Work required :: Copy out all lines that hold "ylabel".

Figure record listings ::
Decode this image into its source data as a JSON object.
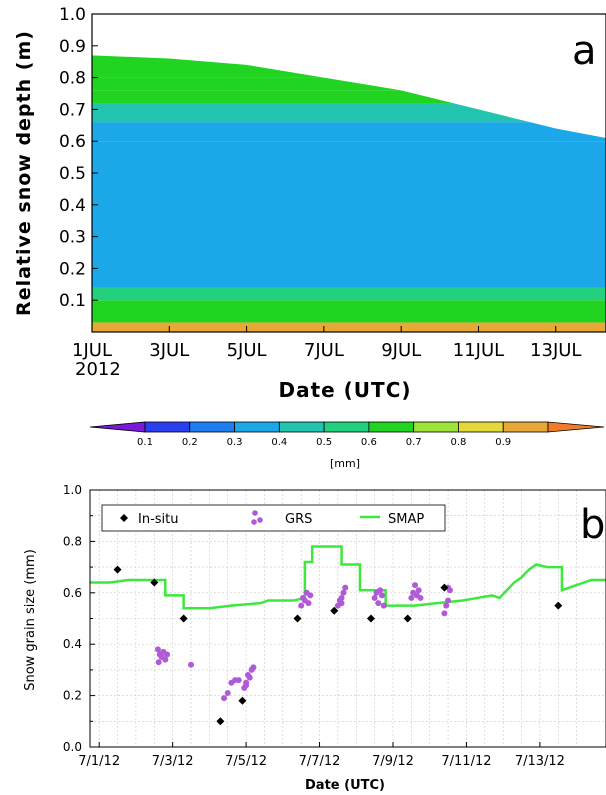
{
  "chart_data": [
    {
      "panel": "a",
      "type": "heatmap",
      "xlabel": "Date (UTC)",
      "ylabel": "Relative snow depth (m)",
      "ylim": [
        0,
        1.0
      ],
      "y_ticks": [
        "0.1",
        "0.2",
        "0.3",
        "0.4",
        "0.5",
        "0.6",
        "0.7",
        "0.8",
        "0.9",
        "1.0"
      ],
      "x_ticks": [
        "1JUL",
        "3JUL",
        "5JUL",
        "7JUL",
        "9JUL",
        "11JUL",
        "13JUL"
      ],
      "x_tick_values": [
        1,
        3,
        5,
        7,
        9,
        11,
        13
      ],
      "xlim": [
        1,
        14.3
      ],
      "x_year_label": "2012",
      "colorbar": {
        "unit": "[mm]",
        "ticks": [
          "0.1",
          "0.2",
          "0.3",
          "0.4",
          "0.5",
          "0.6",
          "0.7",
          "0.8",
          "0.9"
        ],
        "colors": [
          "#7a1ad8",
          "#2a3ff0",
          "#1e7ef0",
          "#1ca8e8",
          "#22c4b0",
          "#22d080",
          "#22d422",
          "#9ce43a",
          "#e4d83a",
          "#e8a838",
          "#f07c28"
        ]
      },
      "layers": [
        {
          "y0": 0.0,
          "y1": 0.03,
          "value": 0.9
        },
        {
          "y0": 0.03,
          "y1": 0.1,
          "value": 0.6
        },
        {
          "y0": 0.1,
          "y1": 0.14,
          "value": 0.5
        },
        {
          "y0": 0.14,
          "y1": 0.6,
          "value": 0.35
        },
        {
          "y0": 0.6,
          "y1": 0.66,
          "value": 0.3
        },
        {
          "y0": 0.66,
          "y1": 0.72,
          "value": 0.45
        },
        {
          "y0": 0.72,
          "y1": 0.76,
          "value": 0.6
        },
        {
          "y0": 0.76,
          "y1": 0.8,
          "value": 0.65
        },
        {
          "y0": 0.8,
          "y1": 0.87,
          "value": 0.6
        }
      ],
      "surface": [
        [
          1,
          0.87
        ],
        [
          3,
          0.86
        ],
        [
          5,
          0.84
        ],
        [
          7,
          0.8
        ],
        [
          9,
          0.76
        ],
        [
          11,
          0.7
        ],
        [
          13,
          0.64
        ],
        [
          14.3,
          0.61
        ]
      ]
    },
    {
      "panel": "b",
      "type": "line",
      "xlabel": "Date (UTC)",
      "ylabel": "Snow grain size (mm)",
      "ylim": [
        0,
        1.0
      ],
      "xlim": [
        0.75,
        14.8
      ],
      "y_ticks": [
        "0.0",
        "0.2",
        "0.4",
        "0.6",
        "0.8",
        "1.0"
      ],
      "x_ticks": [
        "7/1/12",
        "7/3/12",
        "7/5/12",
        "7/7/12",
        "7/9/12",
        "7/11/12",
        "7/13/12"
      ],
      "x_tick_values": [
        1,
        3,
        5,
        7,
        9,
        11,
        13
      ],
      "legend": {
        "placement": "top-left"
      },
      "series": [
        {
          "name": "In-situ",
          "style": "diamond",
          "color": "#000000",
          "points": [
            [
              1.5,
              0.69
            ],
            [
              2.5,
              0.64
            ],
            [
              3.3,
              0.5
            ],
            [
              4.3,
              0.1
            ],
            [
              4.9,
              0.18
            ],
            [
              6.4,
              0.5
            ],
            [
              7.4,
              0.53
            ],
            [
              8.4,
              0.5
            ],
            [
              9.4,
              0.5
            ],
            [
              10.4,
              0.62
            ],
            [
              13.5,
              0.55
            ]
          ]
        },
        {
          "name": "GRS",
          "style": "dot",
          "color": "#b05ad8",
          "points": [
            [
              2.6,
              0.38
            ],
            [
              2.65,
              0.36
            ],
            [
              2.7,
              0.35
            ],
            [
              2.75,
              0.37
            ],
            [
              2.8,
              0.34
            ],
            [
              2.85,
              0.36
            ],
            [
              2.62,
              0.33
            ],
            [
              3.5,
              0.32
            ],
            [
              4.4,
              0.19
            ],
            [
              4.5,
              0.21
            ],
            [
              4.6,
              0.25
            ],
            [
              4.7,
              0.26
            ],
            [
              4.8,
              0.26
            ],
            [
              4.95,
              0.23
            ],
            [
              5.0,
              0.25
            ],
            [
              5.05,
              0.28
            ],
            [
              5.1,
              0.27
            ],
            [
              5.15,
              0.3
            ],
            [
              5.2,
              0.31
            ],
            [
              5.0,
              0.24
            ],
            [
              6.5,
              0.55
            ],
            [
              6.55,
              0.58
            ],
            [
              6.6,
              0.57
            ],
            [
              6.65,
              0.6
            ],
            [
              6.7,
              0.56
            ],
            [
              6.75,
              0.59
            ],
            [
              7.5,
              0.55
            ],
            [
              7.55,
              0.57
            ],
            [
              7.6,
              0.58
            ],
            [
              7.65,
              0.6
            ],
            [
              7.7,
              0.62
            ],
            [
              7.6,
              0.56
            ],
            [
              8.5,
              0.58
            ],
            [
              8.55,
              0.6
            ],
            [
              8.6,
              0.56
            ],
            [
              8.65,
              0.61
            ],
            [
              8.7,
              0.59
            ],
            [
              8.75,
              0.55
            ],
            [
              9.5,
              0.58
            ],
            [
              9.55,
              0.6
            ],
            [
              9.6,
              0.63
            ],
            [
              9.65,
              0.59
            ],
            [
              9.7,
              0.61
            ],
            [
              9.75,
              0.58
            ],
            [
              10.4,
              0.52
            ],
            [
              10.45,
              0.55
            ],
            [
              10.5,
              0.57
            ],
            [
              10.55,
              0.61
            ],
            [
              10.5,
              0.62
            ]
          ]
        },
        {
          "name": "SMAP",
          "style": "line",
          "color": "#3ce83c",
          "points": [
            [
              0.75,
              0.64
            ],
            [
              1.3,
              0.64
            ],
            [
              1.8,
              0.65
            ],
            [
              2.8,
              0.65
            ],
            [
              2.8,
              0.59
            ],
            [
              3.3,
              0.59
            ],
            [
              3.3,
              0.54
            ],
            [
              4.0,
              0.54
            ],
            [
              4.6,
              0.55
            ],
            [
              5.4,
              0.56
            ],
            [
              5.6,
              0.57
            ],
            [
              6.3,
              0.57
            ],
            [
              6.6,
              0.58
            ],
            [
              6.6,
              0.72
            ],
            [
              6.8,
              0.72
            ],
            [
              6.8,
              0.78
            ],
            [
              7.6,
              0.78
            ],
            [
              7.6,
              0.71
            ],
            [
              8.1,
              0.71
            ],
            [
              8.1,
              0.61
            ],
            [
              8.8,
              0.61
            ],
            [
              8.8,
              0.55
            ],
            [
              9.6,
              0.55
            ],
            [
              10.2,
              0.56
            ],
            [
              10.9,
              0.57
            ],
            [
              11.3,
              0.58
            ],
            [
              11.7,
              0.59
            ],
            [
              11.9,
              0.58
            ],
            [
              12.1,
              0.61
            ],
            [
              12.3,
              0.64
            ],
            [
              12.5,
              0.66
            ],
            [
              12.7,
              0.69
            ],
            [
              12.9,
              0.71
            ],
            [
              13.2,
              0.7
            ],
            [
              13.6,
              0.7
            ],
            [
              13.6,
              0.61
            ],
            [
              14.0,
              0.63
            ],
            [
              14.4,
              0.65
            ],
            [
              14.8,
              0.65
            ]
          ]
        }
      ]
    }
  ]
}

...

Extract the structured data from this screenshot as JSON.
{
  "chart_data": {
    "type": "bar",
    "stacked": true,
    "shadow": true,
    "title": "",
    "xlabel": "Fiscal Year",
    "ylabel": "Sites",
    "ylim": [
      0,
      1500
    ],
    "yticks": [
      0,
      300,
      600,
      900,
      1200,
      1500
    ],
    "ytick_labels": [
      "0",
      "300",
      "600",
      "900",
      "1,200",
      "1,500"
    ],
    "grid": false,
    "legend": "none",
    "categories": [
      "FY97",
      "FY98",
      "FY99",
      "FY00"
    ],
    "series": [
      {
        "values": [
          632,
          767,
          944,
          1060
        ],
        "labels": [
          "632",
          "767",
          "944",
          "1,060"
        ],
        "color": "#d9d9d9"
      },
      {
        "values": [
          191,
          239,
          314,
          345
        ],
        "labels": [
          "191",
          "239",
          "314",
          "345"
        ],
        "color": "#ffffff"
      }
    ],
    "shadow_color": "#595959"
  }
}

Full output ::
      "ylabel": "Relative snow depth (m)",
      "ylabel": "Snow grain size (mm)",
    "ylabel": "Sites",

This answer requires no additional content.